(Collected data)
◇ ◇ ◇ ◇ ◇ ◇ ◇

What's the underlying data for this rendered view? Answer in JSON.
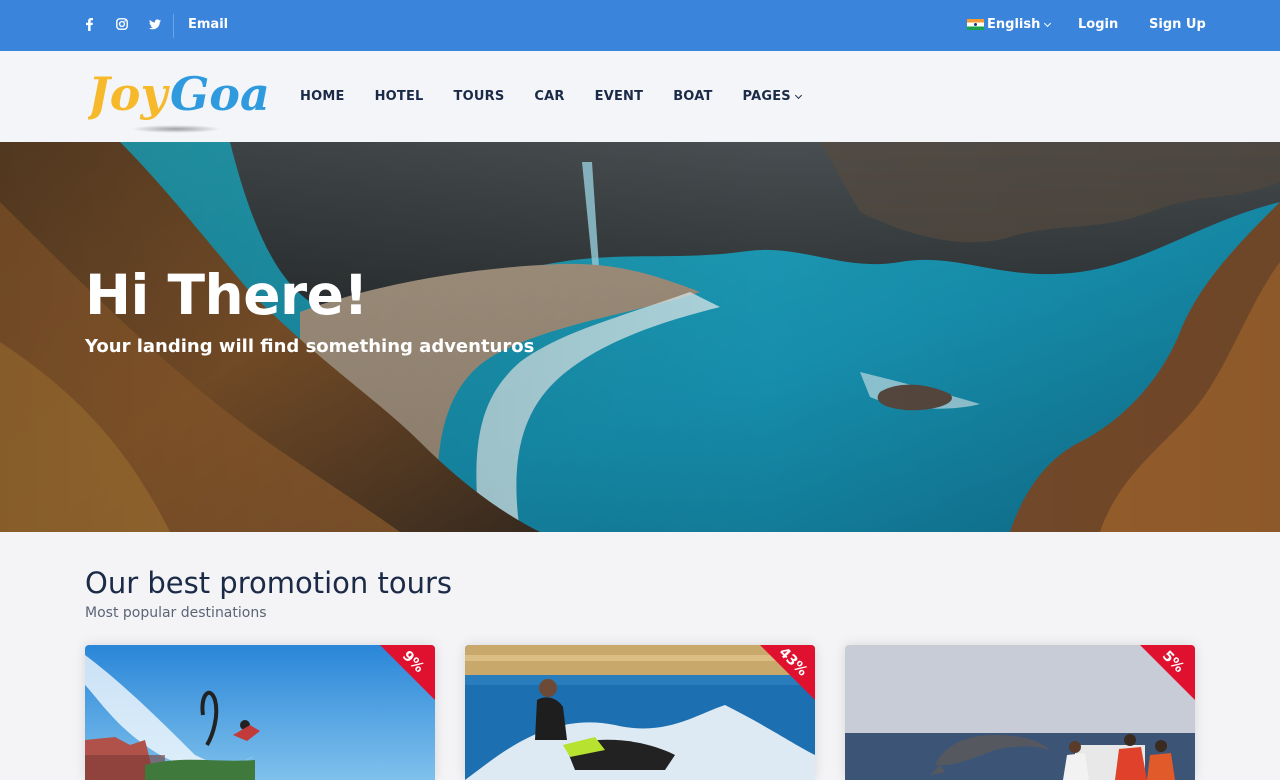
{
  "topbar": {
    "social_icons": [
      "facebook-icon",
      "instagram-icon",
      "twitter-icon"
    ],
    "email_label": "Email",
    "language": "English",
    "login_label": "Login",
    "signup_label": "Sign Up"
  },
  "header": {
    "logo_text_1": "Joy",
    "logo_text_2": "Goa",
    "nav": [
      "HOME",
      "HOTEL",
      "TOURS",
      "CAR",
      "EVENT",
      "BOAT",
      "PAGES"
    ]
  },
  "hero": {
    "title": "Hi There!",
    "subtitle": "Your landing will find something adventuros"
  },
  "promotions": {
    "title": "Our best promotion tours",
    "subtitle": "Most popular destinations",
    "cards": [
      {
        "discount": "9%"
      },
      {
        "discount": "43%"
      },
      {
        "discount": "5%"
      }
    ]
  },
  "colors": {
    "topbar": "#3a84dc",
    "ribbon": "#e0112f",
    "logo_yellow": "#f6b92b",
    "logo_blue": "#2f9bde"
  }
}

◇ ◇ ◇ ◇ ◇ ◇ ◇

- [WHAT IS BEING ASKED]
Write out the full set of lines verbatim, without the pictures.

- [ANSWER TO THIS TASK]
What's the underlying data for this rendered view? Answer in JSON.
{
  "topbar": {
    "social_icons": [
      "facebook-icon",
      "instagram-icon",
      "twitter-icon"
    ],
    "email_label": "Email",
    "language": "English",
    "login_label": "Login",
    "signup_label": "Sign Up"
  },
  "header": {
    "logo_text_1": "Joy",
    "logo_text_2": "Goa",
    "nav": [
      "HOME",
      "HOTEL",
      "TOURS",
      "CAR",
      "EVENT",
      "BOAT",
      "PAGES"
    ]
  },
  "hero": {
    "title": "Hi There!",
    "subtitle": "Your landing will find something adventuros"
  },
  "promotions": {
    "title": "Our best promotion tours",
    "subtitle": "Most popular destinations",
    "cards": [
      {
        "discount": "9%"
      },
      {
        "discount": "43%"
      },
      {
        "discount": "5%"
      }
    ]
  },
  "colors": {
    "topbar": "#3a84dc",
    "ribbon": "#e0112f",
    "logo_yellow": "#f6b92b",
    "logo_blue": "#2f9bde"
  }
}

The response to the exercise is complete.